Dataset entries
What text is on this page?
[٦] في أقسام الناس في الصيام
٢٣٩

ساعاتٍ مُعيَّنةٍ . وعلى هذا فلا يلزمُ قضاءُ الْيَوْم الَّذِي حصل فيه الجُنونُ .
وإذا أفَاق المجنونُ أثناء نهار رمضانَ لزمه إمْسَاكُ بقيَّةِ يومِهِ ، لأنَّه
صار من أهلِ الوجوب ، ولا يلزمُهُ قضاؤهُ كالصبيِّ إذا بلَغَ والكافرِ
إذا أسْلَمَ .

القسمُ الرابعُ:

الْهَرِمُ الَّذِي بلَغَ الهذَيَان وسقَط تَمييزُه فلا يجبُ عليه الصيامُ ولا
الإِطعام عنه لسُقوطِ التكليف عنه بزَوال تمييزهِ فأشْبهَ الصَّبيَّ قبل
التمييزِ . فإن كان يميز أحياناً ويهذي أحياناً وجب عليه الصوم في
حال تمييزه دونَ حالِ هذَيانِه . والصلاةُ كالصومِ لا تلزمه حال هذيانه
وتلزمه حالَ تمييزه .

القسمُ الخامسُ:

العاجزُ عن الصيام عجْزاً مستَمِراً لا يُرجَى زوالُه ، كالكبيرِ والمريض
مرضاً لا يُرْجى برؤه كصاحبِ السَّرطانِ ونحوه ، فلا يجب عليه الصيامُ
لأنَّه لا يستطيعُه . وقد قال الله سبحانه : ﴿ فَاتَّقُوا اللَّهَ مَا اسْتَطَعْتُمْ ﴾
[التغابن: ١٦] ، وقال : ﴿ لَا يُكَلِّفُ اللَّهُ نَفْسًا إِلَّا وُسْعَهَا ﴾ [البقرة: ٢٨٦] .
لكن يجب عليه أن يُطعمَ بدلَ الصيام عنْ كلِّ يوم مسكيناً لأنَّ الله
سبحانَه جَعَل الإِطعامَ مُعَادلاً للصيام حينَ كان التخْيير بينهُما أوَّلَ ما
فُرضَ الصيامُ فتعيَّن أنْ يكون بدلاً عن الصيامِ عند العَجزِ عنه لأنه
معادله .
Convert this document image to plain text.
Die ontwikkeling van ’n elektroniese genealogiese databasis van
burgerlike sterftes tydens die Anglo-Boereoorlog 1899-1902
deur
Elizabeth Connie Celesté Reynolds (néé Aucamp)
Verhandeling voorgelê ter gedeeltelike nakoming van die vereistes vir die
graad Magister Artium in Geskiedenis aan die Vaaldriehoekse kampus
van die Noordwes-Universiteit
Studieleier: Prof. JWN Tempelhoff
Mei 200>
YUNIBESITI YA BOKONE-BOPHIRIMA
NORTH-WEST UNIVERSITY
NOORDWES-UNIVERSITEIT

## EXERCISE DIRECTIONS
Write out the records above again, keeping each one identical to the original.

## EXERCISE RESPONSE
What text is on this page?
[٦] في أقسام الناس في الصيام
٢٣٩

ساعاتٍ مُعيَّنةٍ . وعلى هذا فلا يلزمُ قضاءُ الْيَوْم الَّذِي حصل فيه الجُنونُ .
وإذا أفَاق المجنونُ أثناء نهار رمضانَ لزمه إمْسَاكُ بقيَّةِ يومِهِ ، لأنَّه
صار من أهلِ الوجوب ، ولا يلزمُهُ قضاؤهُ كالصبيِّ إذا بلَغَ والكافرِ
إذا أسْلَمَ .

القسمُ الرابعُ:

الْهَرِمُ الَّذِي بلَغَ الهذَيَان وسقَط تَمييزُه فلا يجبُ عليه الصيامُ ولا
الإِطعام عنه لسُقوطِ التكليف عنه بزَوال تمييزهِ فأشْبهَ الصَّبيَّ قبل
التمييزِ . فإن كان يميز أحياناً ويهذي أحياناً وجب عليه الصوم في
حال تمييزه دونَ حالِ هذَيانِه . والصلاةُ كالصومِ لا تلزمه حال هذيانه
وتلزمه حالَ تمييزه .

القسمُ الخامسُ:

العاجزُ عن الصيام عجْزاً مستَمِراً لا يُرجَى زوالُه ، كالكبيرِ والمريض
مرضاً لا يُرْجى برؤه كصاحبِ السَّرطانِ ونحوه ، فلا يجب عليه الصيامُ
لأنَّه لا يستطيعُه . وقد قال الله سبحانه : ﴿ فَاتَّقُوا اللَّهَ مَا اسْتَطَعْتُمْ ﴾
[التغابن: ١٦] ، وقال : ﴿ لَا يُكَلِّفُ اللَّهُ نَفْسًا إِلَّا وُسْعَهَا ﴾ [البقرة: ٢٨٦] .
لكن يجب عليه أن يُطعمَ بدلَ الصيام عنْ كلِّ يوم مسكيناً لأنَّ الله
سبحانَه جَعَل الإِطعامَ مُعَادلاً للصيام حينَ كان التخْيير بينهُما أوَّلَ ما
فُرضَ الصيامُ فتعيَّن أنْ يكون بدلاً عن الصيامِ عند العَجزِ عنه لأنه
معادله .
Convert this document image to plain text.
Die ontwikkeling van ’n elektroniese genealogiese databasis van
burgerlike sterftes tydens die Anglo-Boereoorlog 1899-1902
deur
Elizabeth Connie Celesté Reynolds (néé Aucamp)
Verhandeling voorgelê ter gedeeltelike nakoming van die vereistes vir die
graad Magister Artium in Geskiedenis aan die Vaaldriehoekse kampus
van die Noordwes-Universiteit
Studieleier: Prof. JWN Tempelhoff
Mei 200>
YUNIBESITI YA BOKONE-BOPHIRIMA
NORTH-WEST UNIVERSITY
NOORDWES-UNIVERSITEIT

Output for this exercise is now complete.